▶ _PÁGINA_
◇ ◇ ◇ ◇ ◇
Natália de Oliveira Correia nasceu em Fajã de Baixo, na ilha de São Miguel nos Açores em 13 de Setembro de 1923, e morreu em Lisboa a 16 de Março de 1993, foi uma intelectual, poetisa e activista social, autora de extensa e variada obra publicada, com predominância para a poesia. Deputada à Assembleia da República de 1980 a 1991, interveio politicamente ao nível da cultura e do património, na defesa dos direitos humanos e dos direitos das mulheres. Foi a autora da letra do Hino dos Açores. Juntamente com José Saramago, Armindo Magalhães, Manuel da Fonseca e Urbano Tavares Rodrigues foi, em 1992, um dos fundadores da Frente Nacional para a Defesa da Cultura (FNDC)

 

A obra de Natália Correia estende-se por géneros variados, desde a poesia ao romance, teatro e ensaio. Colaborou com frequência em diversas publicações portuguesas e estrangeiras. Foi uma figura central das tertúlias que reuniam em Lisboa nomes centrais da cultura e da literatura portuguesas nas décadas de 1950 e 1960. Ficou conhecida pela sua personalidade livre de convenções sociais, vigorosa e polémica, que se reflecte na sua escrita. A sua obra está traduzida em várias línguas.

 

Quando tinha apenas onze anos o pai emigrou para o Brasil, fixando-se Natália com a mãe e a irmã em Lisboa, cidade onde fez os seus estudos liceais. Iniciou-se na literatura com a publicação de uma obra destinada ao público infanto-juvenil mas rapidamente se afirmou como poeta.

 

Notabilizou-se através de diversas vertentes da escrita, já que foi poetisa, dramaturga, romancista, ensaísta, tradutora, jornalista, guionista e editora, tornou-se conhecida na imprensa escrita e, sobretudo, na televisão, com o programa Mátria, onde advogou uma forma especial de feminismo – afastado do conceito politicamente correcto do movimento — o matricismo —, identificador da mulher como arquétipo da liberdade erótica e passional e fonte matricial da humanidade; mais tarde, à noção de Pátria e de Mátria acrescenta a de Frátria.
◇ ◇ ◇ ◇ ◇
Pode reproduzir, sem qualquer alteração, o trecho do texto acima sobre Natália Correia que vai de "A obra de Natália" a "em várias línguas.", inclusive?

▶ _DADOS REGISTADOS_
◇ ◇ ◇ ◇ ◇
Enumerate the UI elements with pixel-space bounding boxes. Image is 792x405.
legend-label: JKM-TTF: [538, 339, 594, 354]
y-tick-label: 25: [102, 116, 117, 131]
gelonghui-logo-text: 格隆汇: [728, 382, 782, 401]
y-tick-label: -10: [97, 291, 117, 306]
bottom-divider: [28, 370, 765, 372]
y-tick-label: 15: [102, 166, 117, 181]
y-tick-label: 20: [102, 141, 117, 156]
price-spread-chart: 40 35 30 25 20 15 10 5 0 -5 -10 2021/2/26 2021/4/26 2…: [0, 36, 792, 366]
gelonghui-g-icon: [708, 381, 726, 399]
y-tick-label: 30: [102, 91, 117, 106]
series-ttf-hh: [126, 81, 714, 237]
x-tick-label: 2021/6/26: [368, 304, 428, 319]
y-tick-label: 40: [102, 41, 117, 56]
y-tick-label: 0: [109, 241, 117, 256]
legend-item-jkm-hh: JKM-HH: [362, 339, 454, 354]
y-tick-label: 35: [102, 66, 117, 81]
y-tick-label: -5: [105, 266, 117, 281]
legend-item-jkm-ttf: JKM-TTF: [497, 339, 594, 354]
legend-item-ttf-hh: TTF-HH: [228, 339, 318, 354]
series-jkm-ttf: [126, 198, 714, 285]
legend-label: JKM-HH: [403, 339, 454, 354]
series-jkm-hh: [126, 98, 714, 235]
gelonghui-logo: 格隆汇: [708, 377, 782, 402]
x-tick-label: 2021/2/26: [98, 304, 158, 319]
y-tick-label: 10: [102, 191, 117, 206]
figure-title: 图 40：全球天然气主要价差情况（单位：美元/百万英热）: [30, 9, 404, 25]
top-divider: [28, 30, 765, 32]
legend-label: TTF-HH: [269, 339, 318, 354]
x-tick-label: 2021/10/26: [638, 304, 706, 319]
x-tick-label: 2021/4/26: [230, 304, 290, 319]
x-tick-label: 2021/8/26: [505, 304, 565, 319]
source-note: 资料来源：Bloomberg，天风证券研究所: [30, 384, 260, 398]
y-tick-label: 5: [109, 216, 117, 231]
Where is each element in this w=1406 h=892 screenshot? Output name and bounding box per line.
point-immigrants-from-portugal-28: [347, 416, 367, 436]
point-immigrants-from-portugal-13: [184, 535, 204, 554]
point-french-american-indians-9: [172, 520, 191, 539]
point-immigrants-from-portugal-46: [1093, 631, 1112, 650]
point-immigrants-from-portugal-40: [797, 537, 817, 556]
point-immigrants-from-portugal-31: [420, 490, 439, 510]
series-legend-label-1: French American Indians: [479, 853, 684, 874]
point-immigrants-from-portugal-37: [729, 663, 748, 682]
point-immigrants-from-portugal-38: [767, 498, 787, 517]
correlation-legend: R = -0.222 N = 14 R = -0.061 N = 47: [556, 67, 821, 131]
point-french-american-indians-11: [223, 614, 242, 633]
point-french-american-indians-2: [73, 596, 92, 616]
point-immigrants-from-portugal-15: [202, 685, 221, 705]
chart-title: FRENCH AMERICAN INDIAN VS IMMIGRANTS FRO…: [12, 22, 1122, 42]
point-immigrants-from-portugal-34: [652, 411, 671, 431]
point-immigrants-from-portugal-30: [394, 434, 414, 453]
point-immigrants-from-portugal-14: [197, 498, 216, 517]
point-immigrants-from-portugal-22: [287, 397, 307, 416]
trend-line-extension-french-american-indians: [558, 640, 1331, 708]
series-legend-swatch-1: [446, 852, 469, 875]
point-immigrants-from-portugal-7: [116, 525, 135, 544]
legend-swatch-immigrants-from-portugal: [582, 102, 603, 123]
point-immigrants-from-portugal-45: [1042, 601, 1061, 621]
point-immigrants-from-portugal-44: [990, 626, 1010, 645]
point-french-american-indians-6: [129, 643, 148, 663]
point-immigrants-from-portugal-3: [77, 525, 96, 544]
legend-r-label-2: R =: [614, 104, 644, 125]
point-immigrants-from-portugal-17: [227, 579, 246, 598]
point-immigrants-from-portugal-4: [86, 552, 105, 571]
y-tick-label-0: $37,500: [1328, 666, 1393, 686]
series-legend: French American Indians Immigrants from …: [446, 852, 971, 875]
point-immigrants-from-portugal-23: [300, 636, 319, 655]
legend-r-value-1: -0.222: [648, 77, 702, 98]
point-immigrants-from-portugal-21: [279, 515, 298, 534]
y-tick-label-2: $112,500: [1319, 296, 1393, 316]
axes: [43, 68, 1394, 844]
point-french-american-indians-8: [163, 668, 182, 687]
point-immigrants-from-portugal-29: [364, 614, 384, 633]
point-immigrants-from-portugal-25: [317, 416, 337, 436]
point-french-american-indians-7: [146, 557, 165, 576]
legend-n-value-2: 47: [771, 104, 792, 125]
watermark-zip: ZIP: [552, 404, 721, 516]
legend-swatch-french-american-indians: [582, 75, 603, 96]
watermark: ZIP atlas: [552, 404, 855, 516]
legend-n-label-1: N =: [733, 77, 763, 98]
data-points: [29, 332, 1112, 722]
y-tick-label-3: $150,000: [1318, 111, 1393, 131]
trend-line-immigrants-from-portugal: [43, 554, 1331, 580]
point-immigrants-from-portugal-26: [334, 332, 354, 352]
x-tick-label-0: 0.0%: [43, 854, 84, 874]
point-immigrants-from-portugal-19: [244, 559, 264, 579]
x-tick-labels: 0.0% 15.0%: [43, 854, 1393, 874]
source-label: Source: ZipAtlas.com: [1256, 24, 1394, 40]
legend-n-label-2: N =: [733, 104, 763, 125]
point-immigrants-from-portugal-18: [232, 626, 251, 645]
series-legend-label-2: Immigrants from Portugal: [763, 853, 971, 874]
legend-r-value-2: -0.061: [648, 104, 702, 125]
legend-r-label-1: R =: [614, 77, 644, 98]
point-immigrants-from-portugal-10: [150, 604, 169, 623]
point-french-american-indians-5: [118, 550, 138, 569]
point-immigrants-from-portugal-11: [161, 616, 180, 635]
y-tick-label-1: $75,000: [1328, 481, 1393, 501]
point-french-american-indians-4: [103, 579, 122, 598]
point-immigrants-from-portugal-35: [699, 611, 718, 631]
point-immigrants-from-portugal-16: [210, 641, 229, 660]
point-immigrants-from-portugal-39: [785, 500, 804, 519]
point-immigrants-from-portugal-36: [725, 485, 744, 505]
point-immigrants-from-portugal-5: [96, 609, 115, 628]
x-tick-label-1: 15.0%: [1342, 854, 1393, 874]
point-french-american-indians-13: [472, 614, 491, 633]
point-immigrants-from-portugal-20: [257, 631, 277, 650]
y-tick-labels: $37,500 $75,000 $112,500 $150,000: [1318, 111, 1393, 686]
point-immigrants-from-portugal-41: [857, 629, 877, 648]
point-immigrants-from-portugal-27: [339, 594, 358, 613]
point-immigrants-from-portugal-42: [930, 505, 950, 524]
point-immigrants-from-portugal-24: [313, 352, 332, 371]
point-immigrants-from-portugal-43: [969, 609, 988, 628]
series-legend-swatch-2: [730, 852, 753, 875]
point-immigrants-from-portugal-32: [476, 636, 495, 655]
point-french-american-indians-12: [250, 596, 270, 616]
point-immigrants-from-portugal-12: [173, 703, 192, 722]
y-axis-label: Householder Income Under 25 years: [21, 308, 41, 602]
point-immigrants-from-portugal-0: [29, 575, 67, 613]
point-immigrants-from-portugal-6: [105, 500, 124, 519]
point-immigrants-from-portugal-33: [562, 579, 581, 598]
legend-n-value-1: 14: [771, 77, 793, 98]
◇ ◇ ◇ ◇ ◇
▶ _RESPOSTA CORRETA_
A obra de Natália Correia estende-se por géneros variados, desde a poesia ao romance, teatro e ensaio. Colaborou com frequência em diversas publicações portuguesas e estrangeiras. Foi uma figura central das tertúlias que reuniam em Lisboa nomes centrais da cultura e da literatura portuguesas nas décadas de 1950 e 1960. Ficou conhecida pela sua personalidade livre de convenções sociais, vigorosa e polémica, que se reflecte na sua escrita. A sua obra está traduzida em várias línguas.